ENTRIES PROVIDED:
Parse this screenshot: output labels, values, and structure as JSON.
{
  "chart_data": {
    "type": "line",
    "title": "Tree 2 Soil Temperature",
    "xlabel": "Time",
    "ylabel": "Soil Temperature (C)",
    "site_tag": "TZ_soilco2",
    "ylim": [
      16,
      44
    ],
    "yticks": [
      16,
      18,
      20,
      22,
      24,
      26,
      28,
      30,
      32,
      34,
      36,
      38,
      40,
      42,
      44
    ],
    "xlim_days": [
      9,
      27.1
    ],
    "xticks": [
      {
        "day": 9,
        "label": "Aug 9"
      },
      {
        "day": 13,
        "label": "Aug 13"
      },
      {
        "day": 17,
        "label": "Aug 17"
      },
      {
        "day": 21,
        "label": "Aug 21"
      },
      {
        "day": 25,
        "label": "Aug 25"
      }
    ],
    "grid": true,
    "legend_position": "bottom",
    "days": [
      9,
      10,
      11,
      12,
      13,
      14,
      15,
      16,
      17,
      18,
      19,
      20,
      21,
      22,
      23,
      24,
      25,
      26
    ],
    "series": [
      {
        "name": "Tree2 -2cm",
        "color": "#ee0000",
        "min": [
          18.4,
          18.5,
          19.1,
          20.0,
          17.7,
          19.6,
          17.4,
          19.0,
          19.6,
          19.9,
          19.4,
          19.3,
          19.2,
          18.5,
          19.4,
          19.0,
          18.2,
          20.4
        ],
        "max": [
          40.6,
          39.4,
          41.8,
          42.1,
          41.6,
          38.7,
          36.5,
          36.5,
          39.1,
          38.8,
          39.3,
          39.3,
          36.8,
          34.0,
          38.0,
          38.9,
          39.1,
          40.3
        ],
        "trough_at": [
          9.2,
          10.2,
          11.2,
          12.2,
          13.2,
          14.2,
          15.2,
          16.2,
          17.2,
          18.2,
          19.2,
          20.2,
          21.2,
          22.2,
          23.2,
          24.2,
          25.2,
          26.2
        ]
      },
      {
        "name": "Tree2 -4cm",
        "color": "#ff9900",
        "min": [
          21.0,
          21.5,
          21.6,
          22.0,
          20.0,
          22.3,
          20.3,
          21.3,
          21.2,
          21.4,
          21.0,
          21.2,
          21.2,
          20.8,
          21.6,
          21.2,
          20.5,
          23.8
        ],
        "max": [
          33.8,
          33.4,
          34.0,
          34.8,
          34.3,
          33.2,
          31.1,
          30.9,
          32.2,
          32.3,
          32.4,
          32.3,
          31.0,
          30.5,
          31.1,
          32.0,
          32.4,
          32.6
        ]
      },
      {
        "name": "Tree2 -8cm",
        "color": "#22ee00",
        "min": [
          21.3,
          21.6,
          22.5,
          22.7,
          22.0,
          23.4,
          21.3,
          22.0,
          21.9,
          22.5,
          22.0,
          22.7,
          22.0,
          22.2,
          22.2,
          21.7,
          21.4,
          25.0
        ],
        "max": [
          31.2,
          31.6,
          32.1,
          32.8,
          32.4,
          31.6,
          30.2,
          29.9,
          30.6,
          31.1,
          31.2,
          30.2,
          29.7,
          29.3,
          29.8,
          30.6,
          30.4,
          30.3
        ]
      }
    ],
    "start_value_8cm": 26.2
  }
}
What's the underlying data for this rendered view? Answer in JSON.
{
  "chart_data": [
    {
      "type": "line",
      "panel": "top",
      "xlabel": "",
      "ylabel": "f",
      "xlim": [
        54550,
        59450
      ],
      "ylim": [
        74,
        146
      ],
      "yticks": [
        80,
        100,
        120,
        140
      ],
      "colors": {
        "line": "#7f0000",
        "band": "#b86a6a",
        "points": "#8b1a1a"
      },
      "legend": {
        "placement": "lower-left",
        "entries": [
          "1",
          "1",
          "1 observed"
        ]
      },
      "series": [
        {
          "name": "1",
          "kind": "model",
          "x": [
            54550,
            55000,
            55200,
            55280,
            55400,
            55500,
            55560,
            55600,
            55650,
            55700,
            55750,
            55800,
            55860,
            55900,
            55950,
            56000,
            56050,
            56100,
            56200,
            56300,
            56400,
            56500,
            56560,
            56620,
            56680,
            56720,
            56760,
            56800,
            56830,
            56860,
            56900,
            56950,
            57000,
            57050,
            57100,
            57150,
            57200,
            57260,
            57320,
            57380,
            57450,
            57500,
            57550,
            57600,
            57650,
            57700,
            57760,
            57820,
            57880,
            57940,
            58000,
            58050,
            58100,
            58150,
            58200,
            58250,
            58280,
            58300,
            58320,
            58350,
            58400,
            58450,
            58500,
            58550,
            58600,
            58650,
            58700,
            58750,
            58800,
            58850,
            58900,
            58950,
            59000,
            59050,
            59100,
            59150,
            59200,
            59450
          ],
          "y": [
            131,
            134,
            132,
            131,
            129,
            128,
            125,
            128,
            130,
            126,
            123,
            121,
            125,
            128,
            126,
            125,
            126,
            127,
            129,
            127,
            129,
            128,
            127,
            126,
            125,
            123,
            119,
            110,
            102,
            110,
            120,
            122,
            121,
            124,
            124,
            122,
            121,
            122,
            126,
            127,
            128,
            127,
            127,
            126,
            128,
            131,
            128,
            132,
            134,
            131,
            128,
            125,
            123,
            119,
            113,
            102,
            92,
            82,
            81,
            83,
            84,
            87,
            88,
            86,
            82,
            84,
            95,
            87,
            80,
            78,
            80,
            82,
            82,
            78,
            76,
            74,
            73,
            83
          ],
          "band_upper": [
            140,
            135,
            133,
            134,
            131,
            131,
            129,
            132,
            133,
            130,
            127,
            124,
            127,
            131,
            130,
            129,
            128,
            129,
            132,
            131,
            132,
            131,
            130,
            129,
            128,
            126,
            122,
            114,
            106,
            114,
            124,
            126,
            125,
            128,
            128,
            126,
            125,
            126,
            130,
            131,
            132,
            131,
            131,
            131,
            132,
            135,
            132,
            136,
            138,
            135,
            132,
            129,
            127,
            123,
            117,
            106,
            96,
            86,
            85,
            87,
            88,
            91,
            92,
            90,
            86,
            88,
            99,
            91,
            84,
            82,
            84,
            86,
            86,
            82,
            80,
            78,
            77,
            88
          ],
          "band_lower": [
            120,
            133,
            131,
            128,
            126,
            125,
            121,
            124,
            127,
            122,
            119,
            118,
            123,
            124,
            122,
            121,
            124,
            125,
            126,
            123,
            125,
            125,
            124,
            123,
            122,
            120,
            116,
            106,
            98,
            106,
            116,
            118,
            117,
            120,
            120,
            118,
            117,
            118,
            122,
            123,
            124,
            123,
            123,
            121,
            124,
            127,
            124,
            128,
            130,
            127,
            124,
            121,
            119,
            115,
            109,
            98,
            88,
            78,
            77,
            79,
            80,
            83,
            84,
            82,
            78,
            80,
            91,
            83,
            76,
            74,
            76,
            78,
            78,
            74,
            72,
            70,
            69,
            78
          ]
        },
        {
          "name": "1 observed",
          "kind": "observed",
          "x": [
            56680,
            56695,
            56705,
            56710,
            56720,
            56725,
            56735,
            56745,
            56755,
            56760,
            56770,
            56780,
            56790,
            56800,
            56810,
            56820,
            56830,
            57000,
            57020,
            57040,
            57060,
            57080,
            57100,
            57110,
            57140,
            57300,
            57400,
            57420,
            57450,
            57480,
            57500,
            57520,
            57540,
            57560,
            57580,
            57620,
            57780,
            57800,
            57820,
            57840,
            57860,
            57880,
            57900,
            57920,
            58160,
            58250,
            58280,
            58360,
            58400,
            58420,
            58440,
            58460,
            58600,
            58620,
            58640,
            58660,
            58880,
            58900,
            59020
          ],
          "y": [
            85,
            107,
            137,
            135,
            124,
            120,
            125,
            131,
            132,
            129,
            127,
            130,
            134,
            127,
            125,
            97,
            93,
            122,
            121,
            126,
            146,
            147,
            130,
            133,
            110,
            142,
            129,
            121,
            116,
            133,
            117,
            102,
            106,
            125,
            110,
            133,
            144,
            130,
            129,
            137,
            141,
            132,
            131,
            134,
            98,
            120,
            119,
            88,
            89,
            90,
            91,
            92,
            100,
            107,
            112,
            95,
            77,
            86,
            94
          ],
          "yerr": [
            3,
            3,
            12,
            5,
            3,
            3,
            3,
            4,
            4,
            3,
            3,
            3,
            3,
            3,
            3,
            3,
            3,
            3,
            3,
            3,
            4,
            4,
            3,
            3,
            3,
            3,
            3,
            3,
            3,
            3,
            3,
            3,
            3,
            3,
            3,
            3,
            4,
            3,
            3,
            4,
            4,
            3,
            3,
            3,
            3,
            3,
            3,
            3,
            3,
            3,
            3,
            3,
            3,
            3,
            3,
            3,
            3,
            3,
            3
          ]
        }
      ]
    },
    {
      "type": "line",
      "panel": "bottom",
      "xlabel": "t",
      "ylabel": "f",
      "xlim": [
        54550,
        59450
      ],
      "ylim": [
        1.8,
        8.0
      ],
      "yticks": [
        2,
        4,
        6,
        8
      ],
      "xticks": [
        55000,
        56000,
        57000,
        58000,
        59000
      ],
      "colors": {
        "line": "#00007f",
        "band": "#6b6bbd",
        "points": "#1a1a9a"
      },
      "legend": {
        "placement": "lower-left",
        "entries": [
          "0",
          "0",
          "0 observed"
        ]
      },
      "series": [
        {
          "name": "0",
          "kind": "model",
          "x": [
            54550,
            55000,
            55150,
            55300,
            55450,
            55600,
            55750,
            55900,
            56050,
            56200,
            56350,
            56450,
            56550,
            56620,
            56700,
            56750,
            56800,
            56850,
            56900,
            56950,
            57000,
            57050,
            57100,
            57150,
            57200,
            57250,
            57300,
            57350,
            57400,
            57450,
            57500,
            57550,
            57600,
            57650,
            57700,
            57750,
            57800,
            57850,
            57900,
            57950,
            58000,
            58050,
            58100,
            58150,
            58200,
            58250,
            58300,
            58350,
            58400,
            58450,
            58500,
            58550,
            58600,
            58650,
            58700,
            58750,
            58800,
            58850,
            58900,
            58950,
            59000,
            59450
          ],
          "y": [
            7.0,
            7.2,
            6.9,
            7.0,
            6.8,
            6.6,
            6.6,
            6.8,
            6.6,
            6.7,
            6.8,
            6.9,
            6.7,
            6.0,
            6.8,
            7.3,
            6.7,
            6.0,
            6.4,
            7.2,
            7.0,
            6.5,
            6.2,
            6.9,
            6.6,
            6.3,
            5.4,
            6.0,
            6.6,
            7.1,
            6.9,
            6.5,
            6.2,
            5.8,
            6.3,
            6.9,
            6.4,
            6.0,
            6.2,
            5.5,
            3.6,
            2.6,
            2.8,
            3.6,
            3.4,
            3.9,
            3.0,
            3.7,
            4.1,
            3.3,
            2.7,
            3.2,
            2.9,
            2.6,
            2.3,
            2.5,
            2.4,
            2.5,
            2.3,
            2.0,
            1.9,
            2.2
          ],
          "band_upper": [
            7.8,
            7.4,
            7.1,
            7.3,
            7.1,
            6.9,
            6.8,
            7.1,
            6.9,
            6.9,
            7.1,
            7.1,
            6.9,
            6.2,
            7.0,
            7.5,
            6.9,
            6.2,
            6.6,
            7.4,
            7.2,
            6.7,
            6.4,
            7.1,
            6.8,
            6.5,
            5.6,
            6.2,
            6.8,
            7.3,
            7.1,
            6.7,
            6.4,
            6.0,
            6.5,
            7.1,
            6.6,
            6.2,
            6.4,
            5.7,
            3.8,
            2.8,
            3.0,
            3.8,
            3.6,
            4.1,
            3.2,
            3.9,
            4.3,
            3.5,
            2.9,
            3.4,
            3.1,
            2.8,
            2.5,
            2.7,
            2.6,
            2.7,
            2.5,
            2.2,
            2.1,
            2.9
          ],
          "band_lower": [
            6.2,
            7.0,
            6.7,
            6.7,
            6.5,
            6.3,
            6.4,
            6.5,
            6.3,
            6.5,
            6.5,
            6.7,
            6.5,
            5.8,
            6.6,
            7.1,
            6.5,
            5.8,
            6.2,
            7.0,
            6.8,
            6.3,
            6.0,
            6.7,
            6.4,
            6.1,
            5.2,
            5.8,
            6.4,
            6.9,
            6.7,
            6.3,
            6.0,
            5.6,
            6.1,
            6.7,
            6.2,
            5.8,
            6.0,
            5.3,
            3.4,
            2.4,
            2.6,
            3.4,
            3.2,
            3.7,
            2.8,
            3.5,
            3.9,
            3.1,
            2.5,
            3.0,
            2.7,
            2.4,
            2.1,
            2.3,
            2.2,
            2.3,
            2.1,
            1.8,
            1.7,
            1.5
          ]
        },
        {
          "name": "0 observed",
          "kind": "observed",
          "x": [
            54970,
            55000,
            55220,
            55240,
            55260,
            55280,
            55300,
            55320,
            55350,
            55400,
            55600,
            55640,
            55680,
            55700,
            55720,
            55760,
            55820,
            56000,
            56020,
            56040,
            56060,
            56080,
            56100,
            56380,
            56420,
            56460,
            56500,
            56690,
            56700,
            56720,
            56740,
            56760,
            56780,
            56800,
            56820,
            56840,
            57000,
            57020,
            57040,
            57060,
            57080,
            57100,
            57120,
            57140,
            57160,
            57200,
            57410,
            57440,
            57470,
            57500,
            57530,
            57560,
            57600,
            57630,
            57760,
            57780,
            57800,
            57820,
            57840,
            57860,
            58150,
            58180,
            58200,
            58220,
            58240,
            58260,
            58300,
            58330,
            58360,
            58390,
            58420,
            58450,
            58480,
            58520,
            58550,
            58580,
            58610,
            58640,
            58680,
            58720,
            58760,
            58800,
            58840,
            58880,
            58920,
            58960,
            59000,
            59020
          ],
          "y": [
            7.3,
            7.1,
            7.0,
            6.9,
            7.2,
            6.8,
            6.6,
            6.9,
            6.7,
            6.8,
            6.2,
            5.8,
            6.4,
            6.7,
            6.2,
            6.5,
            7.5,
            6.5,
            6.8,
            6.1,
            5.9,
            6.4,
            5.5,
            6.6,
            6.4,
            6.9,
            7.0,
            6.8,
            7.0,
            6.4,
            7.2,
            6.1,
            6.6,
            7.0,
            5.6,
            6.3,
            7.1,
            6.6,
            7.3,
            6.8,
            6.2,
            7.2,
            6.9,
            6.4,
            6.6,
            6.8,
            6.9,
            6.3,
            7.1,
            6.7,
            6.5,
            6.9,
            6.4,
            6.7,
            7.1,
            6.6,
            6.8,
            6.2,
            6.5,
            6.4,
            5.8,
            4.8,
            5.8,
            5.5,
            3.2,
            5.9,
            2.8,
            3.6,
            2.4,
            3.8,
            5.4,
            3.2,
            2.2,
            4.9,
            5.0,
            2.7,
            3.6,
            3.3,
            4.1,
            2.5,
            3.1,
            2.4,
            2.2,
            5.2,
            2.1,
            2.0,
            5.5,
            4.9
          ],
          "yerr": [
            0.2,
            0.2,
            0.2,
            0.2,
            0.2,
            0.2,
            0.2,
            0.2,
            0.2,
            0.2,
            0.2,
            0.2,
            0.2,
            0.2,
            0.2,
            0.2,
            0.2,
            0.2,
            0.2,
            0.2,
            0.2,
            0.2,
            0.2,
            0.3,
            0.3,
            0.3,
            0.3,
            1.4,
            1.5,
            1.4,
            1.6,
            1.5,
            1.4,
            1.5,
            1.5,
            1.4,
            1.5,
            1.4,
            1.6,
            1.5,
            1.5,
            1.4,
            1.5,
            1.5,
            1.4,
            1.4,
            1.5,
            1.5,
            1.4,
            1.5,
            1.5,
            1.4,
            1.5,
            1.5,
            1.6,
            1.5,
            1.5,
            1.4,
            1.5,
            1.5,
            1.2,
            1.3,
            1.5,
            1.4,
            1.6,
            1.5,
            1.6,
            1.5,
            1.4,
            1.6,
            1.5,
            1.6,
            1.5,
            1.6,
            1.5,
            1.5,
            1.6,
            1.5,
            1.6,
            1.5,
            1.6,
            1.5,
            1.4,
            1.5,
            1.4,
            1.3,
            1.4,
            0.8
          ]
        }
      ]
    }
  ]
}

EXERCISE: Extract each line holding the word "this" from the records.

SOLUTION:
Parse this screenshot: output labels, values, and structure as JSON.
What's the underlying data for this rendered view? Answer in JSON.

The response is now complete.